··· Listed records

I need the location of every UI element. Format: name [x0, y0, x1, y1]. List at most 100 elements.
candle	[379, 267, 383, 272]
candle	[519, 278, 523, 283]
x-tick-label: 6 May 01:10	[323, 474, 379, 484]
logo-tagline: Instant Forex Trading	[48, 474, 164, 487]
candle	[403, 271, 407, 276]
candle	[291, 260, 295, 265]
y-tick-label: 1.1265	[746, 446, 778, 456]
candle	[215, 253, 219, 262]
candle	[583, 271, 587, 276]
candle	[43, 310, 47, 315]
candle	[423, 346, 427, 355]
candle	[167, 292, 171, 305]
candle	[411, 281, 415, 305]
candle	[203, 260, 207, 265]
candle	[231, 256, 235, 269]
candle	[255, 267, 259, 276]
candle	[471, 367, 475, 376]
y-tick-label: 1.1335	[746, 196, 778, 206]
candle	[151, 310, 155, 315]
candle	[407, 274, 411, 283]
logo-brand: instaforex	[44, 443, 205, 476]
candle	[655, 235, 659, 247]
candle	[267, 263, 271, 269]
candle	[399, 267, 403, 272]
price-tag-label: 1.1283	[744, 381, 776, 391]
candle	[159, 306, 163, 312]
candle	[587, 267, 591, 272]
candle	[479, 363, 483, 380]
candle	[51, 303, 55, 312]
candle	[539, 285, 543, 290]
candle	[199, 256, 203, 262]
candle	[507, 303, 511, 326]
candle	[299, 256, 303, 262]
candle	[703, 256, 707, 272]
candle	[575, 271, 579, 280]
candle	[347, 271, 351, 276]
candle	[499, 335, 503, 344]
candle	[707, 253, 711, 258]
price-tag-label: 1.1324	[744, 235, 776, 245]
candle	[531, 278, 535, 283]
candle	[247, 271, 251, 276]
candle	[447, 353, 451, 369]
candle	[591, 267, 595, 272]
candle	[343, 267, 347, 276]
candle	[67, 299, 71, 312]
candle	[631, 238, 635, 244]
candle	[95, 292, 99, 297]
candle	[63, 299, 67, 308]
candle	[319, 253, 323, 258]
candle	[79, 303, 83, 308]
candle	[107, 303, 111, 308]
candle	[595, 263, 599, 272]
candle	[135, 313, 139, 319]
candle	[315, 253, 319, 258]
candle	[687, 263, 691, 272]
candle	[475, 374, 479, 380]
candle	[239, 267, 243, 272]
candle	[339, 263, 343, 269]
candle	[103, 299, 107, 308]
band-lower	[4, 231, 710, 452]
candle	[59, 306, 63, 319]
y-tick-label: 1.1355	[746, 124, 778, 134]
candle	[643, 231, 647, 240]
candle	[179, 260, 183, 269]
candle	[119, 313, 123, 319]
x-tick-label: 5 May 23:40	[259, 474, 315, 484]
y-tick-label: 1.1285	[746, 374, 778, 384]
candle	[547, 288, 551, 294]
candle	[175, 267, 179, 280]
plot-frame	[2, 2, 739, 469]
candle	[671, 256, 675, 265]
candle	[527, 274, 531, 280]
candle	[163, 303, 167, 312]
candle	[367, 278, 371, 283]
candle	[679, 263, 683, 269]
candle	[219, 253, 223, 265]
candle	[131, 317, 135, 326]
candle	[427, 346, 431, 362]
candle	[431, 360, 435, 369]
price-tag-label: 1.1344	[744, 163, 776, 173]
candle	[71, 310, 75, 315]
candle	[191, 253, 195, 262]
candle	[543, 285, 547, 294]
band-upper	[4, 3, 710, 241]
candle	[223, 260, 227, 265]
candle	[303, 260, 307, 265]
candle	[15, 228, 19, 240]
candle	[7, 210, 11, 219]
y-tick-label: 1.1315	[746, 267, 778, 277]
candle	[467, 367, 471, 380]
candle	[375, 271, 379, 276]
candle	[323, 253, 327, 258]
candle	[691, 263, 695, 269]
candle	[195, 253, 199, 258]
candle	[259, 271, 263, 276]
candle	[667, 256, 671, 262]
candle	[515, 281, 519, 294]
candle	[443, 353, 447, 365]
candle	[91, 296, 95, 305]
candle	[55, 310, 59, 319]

······
··· Listed records

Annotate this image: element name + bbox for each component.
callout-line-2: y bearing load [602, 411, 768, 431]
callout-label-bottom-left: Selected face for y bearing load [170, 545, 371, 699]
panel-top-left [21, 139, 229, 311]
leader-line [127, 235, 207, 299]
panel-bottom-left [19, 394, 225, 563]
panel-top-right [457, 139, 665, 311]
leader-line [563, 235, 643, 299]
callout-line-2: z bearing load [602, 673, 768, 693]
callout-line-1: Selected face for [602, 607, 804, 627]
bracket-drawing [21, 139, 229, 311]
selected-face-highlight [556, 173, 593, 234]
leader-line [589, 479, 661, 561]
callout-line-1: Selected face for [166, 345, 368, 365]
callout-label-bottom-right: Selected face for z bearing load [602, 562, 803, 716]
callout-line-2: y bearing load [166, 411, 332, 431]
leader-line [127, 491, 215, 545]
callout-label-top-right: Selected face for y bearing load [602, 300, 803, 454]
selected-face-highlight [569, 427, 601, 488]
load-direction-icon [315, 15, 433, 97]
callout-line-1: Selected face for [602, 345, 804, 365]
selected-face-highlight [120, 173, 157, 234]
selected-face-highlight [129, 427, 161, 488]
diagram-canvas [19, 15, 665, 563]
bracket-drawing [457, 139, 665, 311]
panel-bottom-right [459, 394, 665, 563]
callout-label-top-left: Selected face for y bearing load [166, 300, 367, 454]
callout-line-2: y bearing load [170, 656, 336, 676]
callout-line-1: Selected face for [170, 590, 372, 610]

······

- _What to work on_: Pick out every line of the entries above that contains the string "leader", treating uppercase and lowercase letters as different.

- _Exercise output_:
leader-line [127, 235, 207, 299]
leader-line [563, 235, 643, 299]
leader-line [589, 479, 661, 561]
leader-line [127, 491, 215, 545]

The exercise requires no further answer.